▶ _Listing_:
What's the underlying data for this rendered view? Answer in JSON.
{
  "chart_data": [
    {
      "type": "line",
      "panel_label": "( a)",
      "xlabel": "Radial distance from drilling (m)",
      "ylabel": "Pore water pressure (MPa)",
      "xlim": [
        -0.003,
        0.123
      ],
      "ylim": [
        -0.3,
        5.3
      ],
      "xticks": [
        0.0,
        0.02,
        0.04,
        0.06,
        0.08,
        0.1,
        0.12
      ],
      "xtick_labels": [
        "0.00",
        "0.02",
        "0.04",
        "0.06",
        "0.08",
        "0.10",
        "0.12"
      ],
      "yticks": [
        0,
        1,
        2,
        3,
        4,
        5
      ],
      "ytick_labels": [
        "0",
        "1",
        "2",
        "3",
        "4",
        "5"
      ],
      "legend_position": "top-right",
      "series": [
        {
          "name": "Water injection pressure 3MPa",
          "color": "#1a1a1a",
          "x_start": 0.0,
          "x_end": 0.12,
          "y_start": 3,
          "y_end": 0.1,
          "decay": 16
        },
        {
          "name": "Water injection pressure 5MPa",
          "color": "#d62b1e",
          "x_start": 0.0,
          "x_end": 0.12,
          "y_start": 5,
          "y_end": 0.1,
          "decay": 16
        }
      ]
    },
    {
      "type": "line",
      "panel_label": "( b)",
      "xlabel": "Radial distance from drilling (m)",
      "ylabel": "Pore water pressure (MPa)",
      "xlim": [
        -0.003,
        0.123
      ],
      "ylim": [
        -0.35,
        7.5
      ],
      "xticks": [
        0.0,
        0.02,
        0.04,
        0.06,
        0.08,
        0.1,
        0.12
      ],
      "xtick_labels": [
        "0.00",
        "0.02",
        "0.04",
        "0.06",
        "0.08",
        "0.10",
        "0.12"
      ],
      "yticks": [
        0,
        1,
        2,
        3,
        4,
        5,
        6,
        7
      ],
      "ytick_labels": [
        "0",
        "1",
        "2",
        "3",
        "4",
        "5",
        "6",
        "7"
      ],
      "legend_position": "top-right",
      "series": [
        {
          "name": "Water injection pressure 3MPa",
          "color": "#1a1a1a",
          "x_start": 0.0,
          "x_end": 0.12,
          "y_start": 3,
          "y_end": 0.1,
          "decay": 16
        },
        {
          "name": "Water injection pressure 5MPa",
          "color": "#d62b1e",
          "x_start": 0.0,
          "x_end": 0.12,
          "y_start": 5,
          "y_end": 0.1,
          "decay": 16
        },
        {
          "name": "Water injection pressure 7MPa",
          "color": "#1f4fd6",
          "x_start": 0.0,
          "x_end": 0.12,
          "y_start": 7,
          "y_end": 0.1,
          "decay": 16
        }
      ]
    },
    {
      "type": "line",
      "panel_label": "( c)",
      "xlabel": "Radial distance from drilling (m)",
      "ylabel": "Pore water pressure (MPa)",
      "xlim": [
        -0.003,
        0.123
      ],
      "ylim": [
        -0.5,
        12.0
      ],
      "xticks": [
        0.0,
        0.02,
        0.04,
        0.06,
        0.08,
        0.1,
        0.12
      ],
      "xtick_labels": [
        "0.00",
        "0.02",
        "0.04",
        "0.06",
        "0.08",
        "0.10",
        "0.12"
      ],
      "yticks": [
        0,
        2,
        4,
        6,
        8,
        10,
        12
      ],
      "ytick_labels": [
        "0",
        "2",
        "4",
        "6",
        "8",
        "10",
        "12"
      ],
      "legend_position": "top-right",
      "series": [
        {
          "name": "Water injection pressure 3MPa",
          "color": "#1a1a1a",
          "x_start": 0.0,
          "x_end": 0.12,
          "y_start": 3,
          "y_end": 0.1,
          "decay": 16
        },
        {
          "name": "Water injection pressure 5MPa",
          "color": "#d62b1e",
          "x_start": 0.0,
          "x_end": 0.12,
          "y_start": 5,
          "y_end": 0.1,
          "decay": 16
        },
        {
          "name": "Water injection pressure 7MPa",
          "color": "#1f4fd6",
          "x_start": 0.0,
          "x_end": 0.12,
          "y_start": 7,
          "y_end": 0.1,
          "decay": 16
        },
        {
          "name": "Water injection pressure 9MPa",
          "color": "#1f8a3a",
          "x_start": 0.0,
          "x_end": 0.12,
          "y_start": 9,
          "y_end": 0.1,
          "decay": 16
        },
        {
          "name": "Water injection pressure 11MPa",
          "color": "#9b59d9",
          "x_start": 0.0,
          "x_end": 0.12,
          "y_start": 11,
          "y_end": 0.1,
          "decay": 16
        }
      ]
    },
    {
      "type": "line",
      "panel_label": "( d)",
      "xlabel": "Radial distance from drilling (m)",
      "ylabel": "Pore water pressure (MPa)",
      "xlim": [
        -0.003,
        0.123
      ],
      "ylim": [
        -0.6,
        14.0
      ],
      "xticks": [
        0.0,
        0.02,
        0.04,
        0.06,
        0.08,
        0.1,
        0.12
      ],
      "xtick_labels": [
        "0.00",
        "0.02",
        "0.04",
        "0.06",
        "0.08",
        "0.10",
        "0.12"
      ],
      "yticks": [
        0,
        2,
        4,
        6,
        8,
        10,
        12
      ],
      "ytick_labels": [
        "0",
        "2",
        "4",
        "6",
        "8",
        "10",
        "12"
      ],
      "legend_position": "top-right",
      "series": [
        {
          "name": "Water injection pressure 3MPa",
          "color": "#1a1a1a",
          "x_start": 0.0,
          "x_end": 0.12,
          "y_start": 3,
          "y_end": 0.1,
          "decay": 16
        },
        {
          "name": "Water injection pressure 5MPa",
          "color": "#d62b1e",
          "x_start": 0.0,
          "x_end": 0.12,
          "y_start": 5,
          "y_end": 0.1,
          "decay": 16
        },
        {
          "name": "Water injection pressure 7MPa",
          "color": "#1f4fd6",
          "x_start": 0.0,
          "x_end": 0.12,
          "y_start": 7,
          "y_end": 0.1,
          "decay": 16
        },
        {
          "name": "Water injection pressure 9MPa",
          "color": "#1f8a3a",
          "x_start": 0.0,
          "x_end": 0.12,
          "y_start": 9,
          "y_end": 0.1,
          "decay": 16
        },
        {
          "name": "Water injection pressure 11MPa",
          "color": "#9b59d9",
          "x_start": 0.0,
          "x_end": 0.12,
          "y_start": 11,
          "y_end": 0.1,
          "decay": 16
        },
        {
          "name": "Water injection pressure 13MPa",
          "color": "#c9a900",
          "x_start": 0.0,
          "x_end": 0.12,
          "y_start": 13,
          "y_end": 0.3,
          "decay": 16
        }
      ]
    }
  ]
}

▶ _Task instructions_: The entries above must be returned exactly.

▶ _Result of the exercise_:
What's the underlying data for this rendered view? Answer in JSON.
{
  "chart_data": [
    {
      "type": "line",
      "panel_label": "( a)",
      "xlabel": "Radial distance from drilling (m)",
      "ylabel": "Pore water pressure (MPa)",
      "xlim": [
        -0.003,
        0.123
      ],
      "ylim": [
        -0.3,
        5.3
      ],
      "xticks": [
        0.0,
        0.02,
        0.04,
        0.06,
        0.08,
        0.1,
        0.12
      ],
      "xtick_labels": [
        "0.00",
        "0.02",
        "0.04",
        "0.06",
        "0.08",
        "0.10",
        "0.12"
      ],
      "yticks": [
        0,
        1,
        2,
        3,
        4,
        5
      ],
      "ytick_labels": [
        "0",
        "1",
        "2",
        "3",
        "4",
        "5"
      ],
      "legend_position": "top-right",
      "series": [
        {
          "name": "Water injection pressure 3MPa",
          "color": "#1a1a1a",
          "x_start": 0.0,
          "x_end": 0.12,
          "y_start": 3,
          "y_end": 0.1,
          "decay": 16
        },
        {
          "name": "Water injection pressure 5MPa",
          "color": "#d62b1e",
          "x_start": 0.0,
          "x_end": 0.12,
          "y_start": 5,
          "y_end": 0.1,
          "decay": 16
        }
      ]
    },
    {
      "type": "line",
      "panel_label": "( b)",
      "xlabel": "Radial distance from drilling (m)",
      "ylabel": "Pore water pressure (MPa)",
      "xlim": [
        -0.003,
        0.123
      ],
      "ylim": [
        -0.35,
        7.5
      ],
      "xticks": [
        0.0,
        0.02,
        0.04,
        0.06,
        0.08,
        0.1,
        0.12
      ],
      "xtick_labels": [
        "0.00",
        "0.02",
        "0.04",
        "0.06",
        "0.08",
        "0.10",
        "0.12"
      ],
      "yticks": [
        0,
        1,
        2,
        3,
        4,
        5,
        6,
        7
      ],
      "ytick_labels": [
        "0",
        "1",
        "2",
        "3",
        "4",
        "5",
        "6",
        "7"
      ],
      "legend_position": "top-right",
      "series": [
        {
          "name": "Water injection pressure 3MPa",
          "color": "#1a1a1a",
          "x_start": 0.0,
          "x_end": 0.12,
          "y_start": 3,
          "y_end": 0.1,
          "decay": 16
        },
        {
          "name": "Water injection pressure 5MPa",
          "color": "#d62b1e",
          "x_start": 0.0,
          "x_end": 0.12,
          "y_start": 5,
          "y_end": 0.1,
          "decay": 16
        },
        {
          "name": "Water injection pressure 7MPa",
          "color": "#1f4fd6",
          "x_start": 0.0,
          "x_end": 0.12,
          "y_start": 7,
          "y_end": 0.1,
          "decay": 16
        }
      ]
    },
    {
      "type": "line",
      "panel_label": "( c)",
      "xlabel": "Radial distance from drilling (m)",
      "ylabel": "Pore water pressure (MPa)",
      "xlim": [
        -0.003,
        0.123
      ],
      "ylim": [
        -0.5,
        12.0
      ],
      "xticks": [
        0.0,
        0.02,
        0.04,
        0.06,
        0.08,
        0.1,
        0.12
      ],
      "xtick_labels": [
        "0.00",
        "0.02",
        "0.04",
        "0.06",
        "0.08",
        "0.10",
        "0.12"
      ],
      "yticks": [
        0,
        2,
        4,
        6,
        8,
        10,
        12
      ],
      "ytick_labels": [
        "0",
        "2",
        "4",
        "6",
        "8",
        "10",
        "12"
      ],
      "legend_position": "top-right",
      "series": [
        {
          "name": "Water injection pressure 3MPa",
          "color": "#1a1a1a",
          "x_start": 0.0,
          "x_end": 0.12,
          "y_start": 3,
          "y_end": 0.1,
          "decay": 16
        },
        {
          "name": "Water injection pressure 5MPa",
          "color": "#d62b1e",
          "x_start": 0.0,
          "x_end": 0.12,
          "y_start": 5,
          "y_end": 0.1,
          "decay": 16
        },
        {
          "name": "Water injection pressure 7MPa",
          "color": "#1f4fd6",
          "x_start": 0.0,
          "x_end": 0.12,
          "y_start": 7,
          "y_end": 0.1,
          "decay": 16
        },
        {
          "name": "Water injection pressure 9MPa",
          "color": "#1f8a3a",
          "x_start": 0.0,
          "x_end": 0.12,
          "y_start": 9,
          "y_end": 0.1,
          "decay": 16
        },
        {
          "name": "Water injection pressure 11MPa",
          "color": "#9b59d9",
          "x_start": 0.0,
          "x_end": 0.12,
          "y_start": 11,
          "y_end": 0.1,
          "decay": 16
        }
      ]
    },
    {
      "type": "line",
      "panel_label": "( d)",
      "xlabel": "Radial distance from drilling (m)",
      "ylabel": "Pore water pressure (MPa)",
      "xlim": [
        -0.003,
        0.123
      ],
      "ylim": [
        -0.6,
        14.0
      ],
      "xticks": [
        0.0,
        0.02,
        0.04,
        0.06,
        0.08,
        0.1,
        0.12
      ],
      "xtick_labels": [
        "0.00",
        "0.02",
        "0.04",
        "0.06",
        "0.08",
        "0.10",
        "0.12"
      ],
      "yticks": [
        0,
        2,
        4,
        6,
        8,
        10,
        12
      ],
      "ytick_labels": [
        "0",
        "2",
        "4",
        "6",
        "8",
        "10",
        "12"
      ],
      "legend_position": "top-right",
      "series": [
        {
          "name": "Water injection pressure 3MPa",
          "color": "#1a1a1a",
          "x_start": 0.0,
          "x_end": 0.12,
          "y_start": 3,
          "y_end": 0.1,
          "decay": 16
        },
        {
          "name": "Water injection pressure 5MPa",
          "color": "#d62b1e",
          "x_start": 0.0,
          "x_end": 0.12,
          "y_start": 5,
          "y_end": 0.1,
          "decay": 16
        },
        {
          "name": "Water injection pressure 7MPa",
          "color": "#1f4fd6",
          "x_start": 0.0,
          "x_end": 0.12,
          "y_start": 7,
          "y_end": 0.1,
          "decay": 16
        },
        {
          "name": "Water injection pressure 9MPa",
          "color": "#1f8a3a",
          "x_start": 0.0,
          "x_end": 0.12,
          "y_start": 9,
          "y_end": 0.1,
          "decay": 16
        },
        {
          "name": "Water injection pressure 11MPa",
          "color": "#9b59d9",
          "x_start": 0.0,
          "x_end": 0.12,
          "y_start": 11,
          "y_end": 0.1,
          "decay": 16
        },
        {
          "name": "Water injection pressure 13MPa",
          "color": "#c9a900",
          "x_start": 0.0,
          "x_end": 0.12,
          "y_start": 13,
          "y_end": 0.3,
          "decay": 16
        }
      ]
    }
  ]
}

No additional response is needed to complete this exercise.